WHAT TO WORK ON: List each line of the data that holds the word "charset".

RECORDS FOR THE TASK:
◆ ◆ ◆
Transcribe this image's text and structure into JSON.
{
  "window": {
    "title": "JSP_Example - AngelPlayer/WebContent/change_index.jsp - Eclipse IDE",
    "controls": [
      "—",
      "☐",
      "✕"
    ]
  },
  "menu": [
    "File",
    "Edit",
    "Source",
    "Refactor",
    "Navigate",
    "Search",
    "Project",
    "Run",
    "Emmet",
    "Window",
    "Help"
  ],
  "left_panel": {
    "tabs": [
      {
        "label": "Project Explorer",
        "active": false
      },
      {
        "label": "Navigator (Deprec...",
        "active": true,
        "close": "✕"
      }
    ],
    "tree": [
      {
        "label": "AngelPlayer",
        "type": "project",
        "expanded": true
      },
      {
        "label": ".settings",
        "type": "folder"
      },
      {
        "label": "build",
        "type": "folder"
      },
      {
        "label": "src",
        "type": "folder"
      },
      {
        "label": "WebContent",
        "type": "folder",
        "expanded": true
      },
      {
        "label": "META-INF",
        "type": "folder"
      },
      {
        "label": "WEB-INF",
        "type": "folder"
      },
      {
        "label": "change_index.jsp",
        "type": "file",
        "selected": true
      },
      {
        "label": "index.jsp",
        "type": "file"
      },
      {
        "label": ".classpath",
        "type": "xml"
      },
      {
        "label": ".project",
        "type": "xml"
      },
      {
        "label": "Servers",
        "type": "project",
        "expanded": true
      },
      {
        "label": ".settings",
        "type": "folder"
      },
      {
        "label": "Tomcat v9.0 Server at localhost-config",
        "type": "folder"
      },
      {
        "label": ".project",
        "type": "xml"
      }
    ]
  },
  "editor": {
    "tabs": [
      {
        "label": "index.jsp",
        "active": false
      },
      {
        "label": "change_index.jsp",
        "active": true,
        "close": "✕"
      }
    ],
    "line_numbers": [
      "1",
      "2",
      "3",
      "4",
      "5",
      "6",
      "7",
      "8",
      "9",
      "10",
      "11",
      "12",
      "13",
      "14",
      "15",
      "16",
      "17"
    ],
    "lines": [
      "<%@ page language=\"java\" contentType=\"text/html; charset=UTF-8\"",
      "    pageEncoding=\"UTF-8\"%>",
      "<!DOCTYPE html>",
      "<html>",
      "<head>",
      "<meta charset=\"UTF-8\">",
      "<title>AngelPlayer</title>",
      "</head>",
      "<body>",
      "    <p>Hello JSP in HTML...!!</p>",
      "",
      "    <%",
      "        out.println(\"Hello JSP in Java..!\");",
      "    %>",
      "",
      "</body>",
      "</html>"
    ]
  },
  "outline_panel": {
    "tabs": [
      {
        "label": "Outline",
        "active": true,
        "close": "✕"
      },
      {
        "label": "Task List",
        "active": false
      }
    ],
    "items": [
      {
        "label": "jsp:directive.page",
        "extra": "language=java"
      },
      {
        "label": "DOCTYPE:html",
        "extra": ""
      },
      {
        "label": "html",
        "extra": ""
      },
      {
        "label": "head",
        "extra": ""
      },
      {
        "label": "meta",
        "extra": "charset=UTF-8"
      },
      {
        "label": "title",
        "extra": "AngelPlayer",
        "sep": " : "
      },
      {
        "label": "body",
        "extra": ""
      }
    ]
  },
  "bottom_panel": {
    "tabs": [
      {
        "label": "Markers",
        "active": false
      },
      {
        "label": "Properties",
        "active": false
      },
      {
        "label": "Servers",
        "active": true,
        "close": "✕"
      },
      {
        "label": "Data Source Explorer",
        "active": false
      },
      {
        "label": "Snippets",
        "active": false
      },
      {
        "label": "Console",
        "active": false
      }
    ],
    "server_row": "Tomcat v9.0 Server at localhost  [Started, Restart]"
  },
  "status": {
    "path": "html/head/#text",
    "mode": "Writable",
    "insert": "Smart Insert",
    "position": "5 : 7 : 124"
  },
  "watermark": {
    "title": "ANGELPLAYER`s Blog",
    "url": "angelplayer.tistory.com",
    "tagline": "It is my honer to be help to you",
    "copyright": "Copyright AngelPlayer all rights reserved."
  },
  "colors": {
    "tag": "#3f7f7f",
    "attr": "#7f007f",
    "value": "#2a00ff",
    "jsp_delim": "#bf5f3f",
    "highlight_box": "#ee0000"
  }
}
◆ ◆ ◆
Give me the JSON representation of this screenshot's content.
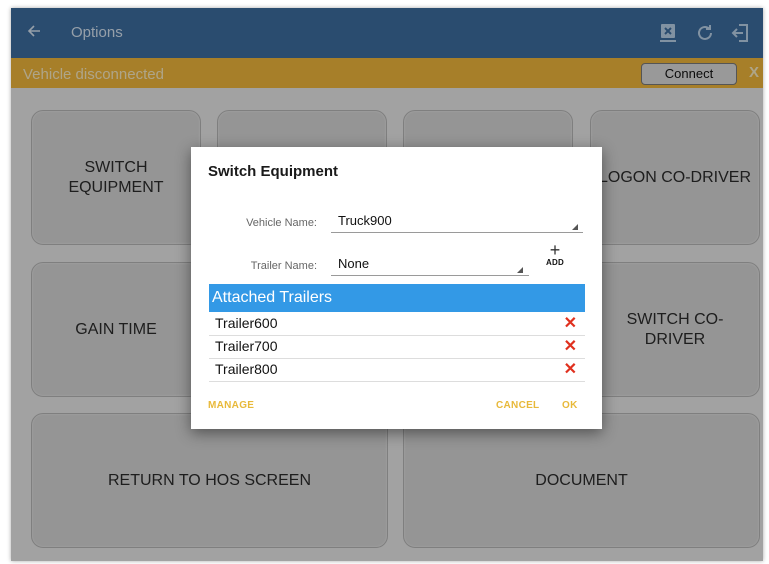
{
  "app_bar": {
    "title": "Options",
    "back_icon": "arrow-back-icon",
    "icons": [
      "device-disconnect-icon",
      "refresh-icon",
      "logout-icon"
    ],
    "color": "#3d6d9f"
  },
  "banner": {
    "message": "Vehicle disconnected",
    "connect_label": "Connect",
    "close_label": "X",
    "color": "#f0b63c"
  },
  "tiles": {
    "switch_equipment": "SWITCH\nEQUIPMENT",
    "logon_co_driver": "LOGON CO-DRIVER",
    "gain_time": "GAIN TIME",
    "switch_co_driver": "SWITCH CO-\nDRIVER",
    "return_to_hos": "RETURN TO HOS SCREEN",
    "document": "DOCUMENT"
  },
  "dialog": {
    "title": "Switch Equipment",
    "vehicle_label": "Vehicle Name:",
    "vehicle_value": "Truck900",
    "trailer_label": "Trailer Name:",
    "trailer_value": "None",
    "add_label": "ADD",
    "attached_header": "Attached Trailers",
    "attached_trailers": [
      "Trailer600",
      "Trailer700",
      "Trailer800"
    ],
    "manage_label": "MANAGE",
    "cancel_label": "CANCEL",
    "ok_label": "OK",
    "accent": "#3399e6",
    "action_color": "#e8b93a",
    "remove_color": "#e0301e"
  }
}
◆ ◆ ◆
FINAL ANSWER:
      "<%@ page language=\"java\" contentType=\"text/html; charset=UTF-8\"",
      "<meta charset=\"UTF-8\">",
        "extra": "charset=UTF-8"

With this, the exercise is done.